─── Text section ───

Maybe you faced with a similar problem, so I'm going to describe here my issue. My profiling code looked like this:
def foobar():
import cProfile
pr = cProfile.Profile()
pr.enable()
for event in reader.events():
baz()
# and other things
pr.disable()
pr.dump_stats('result.prof')

─── Record extracts ───

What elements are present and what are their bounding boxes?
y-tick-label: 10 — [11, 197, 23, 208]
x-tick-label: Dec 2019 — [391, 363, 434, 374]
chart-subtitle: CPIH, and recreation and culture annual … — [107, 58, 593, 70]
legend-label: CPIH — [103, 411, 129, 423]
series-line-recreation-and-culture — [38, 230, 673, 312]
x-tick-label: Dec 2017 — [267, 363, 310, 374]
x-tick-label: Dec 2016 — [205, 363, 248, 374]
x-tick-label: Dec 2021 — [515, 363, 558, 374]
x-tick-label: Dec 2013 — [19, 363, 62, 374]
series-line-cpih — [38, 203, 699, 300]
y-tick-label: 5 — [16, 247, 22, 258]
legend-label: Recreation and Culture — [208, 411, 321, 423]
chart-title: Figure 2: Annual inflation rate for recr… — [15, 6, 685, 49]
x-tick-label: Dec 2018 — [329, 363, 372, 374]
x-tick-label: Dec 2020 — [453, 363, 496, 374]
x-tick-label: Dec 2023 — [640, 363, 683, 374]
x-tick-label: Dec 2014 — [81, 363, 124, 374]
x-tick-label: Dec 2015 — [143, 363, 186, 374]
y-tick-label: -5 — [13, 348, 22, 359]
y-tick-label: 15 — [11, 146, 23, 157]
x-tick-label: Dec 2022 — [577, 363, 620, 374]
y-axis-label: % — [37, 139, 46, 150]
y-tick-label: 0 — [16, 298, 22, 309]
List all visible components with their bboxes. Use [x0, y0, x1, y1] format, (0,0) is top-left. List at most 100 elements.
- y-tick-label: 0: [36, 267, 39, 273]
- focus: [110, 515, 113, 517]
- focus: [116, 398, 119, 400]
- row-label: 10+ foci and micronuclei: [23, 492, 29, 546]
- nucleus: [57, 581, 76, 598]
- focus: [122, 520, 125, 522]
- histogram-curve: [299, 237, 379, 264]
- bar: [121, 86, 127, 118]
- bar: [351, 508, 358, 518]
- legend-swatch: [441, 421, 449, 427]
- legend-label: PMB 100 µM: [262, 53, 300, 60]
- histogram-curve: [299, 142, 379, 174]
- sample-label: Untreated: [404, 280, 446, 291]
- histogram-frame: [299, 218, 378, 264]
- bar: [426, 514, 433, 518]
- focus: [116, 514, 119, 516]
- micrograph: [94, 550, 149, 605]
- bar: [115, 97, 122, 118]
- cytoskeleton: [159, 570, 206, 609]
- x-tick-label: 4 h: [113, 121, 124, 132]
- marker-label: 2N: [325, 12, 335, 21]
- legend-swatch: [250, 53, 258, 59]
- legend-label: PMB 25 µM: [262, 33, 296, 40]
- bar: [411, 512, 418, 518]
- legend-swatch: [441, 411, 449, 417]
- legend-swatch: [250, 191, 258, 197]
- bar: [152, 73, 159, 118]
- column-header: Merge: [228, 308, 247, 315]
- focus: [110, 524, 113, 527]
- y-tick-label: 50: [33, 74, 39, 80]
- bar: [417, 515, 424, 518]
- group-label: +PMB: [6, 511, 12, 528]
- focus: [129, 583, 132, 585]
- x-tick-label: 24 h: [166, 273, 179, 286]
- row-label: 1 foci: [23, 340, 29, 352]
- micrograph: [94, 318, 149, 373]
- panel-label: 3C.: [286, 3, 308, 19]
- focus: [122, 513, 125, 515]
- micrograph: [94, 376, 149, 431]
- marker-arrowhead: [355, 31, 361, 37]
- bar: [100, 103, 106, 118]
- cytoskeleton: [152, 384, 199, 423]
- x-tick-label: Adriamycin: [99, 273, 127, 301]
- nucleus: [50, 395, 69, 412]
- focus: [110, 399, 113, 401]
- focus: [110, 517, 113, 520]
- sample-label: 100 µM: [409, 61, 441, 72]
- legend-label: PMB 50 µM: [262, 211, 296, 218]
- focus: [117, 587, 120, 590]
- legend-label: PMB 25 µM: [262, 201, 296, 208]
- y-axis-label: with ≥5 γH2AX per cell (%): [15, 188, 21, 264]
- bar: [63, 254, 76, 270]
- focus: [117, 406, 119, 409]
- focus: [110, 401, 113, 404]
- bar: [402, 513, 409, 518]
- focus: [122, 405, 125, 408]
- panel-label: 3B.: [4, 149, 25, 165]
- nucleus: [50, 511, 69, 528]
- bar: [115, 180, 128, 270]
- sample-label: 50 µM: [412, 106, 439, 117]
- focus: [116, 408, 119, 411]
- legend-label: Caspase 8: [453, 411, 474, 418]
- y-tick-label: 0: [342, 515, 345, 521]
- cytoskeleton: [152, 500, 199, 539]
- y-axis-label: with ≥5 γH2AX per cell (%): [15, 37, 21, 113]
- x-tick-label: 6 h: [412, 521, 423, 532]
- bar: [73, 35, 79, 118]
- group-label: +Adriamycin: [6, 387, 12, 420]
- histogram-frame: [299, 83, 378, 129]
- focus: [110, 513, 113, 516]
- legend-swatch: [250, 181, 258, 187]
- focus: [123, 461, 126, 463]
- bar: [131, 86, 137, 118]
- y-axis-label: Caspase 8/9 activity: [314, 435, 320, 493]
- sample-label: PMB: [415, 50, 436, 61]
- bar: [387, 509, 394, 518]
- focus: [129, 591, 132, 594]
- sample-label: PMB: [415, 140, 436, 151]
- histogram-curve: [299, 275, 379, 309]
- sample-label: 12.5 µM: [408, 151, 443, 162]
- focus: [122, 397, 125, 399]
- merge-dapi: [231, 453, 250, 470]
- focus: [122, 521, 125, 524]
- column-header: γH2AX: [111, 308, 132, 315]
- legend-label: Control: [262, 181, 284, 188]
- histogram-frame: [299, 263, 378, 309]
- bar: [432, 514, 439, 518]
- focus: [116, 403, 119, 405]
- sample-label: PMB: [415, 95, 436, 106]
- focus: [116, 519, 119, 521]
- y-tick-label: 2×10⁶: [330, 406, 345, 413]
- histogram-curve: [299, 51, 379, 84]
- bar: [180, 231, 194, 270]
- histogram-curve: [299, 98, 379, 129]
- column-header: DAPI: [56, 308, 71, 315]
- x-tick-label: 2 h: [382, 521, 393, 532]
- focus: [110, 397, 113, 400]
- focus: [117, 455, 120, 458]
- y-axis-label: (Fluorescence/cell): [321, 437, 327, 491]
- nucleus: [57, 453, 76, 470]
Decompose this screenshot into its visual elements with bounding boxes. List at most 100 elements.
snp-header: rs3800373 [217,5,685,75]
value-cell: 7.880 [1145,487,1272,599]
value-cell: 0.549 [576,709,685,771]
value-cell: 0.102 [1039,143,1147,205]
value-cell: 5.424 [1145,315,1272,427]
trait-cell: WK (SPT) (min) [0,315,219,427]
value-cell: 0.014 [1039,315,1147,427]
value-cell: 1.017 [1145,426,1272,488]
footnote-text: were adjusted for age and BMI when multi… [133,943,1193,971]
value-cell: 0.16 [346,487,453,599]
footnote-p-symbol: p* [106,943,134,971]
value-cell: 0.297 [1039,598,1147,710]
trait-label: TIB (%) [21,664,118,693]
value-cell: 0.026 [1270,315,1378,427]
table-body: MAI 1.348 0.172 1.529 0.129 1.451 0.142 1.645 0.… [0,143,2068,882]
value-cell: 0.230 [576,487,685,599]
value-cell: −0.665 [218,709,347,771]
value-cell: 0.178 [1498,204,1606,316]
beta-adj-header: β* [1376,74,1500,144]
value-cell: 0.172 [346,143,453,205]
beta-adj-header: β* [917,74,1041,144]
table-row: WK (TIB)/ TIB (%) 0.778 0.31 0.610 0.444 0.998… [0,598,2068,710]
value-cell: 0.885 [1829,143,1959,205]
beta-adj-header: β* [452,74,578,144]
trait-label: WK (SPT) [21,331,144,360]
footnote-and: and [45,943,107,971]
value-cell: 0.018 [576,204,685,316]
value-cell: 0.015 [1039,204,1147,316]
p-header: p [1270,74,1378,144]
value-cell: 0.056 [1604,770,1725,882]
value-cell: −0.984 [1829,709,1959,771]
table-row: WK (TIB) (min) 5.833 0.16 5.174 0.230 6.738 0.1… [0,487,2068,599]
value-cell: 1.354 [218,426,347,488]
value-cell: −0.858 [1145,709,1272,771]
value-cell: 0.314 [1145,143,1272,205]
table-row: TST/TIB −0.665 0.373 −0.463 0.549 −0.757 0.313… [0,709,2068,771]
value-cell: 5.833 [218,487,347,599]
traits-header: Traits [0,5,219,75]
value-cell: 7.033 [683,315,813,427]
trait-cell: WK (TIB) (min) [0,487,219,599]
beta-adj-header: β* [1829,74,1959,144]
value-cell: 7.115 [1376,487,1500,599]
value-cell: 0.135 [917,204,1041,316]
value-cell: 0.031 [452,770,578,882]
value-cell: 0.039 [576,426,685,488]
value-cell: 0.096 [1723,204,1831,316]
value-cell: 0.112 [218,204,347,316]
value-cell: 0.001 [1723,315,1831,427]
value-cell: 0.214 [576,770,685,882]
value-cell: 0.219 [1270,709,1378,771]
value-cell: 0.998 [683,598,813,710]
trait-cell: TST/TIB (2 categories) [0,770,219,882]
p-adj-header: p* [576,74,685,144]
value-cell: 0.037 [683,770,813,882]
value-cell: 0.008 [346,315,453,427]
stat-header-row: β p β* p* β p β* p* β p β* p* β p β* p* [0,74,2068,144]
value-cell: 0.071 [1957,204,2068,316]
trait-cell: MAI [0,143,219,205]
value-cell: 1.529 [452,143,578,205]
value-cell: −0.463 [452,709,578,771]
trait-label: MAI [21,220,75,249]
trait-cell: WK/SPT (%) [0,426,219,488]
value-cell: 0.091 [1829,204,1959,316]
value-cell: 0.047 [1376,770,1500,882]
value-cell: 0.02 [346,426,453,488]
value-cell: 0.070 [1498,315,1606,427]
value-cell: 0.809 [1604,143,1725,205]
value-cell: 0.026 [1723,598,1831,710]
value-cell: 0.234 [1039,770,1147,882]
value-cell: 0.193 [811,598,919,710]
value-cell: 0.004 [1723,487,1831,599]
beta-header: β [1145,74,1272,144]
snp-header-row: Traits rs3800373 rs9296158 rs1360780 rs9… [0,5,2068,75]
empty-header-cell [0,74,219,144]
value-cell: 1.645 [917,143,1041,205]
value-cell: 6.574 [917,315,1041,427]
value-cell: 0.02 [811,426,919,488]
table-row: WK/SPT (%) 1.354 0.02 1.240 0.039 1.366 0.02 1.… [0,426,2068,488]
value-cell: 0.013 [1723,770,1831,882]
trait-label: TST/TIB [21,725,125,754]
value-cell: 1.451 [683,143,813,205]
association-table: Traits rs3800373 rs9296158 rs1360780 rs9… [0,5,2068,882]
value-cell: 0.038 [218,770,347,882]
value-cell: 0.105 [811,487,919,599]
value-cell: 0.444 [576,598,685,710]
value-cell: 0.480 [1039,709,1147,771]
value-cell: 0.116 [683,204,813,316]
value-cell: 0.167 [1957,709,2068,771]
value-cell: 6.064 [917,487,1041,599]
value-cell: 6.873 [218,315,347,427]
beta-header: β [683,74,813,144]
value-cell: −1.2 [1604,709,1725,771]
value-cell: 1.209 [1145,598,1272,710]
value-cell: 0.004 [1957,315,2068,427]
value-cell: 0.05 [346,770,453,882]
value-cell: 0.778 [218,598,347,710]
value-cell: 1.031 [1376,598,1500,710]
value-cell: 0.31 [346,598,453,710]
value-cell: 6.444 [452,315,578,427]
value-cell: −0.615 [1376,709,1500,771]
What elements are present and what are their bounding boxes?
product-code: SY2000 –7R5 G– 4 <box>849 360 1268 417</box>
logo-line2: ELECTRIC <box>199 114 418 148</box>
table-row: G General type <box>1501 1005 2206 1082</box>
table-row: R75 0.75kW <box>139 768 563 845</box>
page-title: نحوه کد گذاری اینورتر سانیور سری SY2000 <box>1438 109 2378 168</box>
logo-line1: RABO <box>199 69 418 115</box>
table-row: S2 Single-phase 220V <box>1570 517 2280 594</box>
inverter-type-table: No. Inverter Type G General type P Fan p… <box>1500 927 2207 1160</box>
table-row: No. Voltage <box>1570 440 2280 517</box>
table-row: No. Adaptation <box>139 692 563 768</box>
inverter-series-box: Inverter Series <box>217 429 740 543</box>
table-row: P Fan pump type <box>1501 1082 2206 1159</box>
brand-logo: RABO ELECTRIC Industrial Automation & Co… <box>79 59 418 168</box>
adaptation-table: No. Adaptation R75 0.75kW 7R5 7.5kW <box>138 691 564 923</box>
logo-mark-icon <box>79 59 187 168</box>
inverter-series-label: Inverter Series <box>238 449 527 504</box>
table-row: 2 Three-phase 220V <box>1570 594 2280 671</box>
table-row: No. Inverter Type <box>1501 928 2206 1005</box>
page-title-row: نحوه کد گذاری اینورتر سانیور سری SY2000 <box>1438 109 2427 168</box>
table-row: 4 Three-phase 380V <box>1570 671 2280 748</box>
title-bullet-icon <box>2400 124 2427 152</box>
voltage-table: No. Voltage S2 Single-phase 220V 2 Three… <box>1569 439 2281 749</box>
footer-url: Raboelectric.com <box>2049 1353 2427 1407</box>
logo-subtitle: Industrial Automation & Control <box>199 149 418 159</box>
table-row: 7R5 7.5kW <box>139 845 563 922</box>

───

• [Study questions]
A. From the post about profiling with cProfile, write out the part starting with "Maybe you faced" and going on through "pr.disable()".
B. Answer these questions about the cProfile post:
(i) Which call on the profiler object turns profiling on?
(ii) What function is called inside the loop over reader.events()?
(iii) To what file name are the profiling stats dumped?
C. Carry on the post about profiling with cProfile from its last line.

• [Your written answers]
A.
Maybe you faced with a similar problem, so I'm going to describe here my issue. My profiling code looked like this:
def foobar():
import cProfile
pr = cProfile.Profile()
pr.enable()
for event in reader.events():
baz()
# and other things
pr.disable()

B.
(i) pr.enable()
(ii) baz()
(iii) result.prof

C.
And the final profiling output contained only events() call. And I spent not so little time to realise that I had empty loop profiling. Of course, there was more than one call of foobar() from a client code, but meaningful profiling results had been overwritten by last one call with empty loop.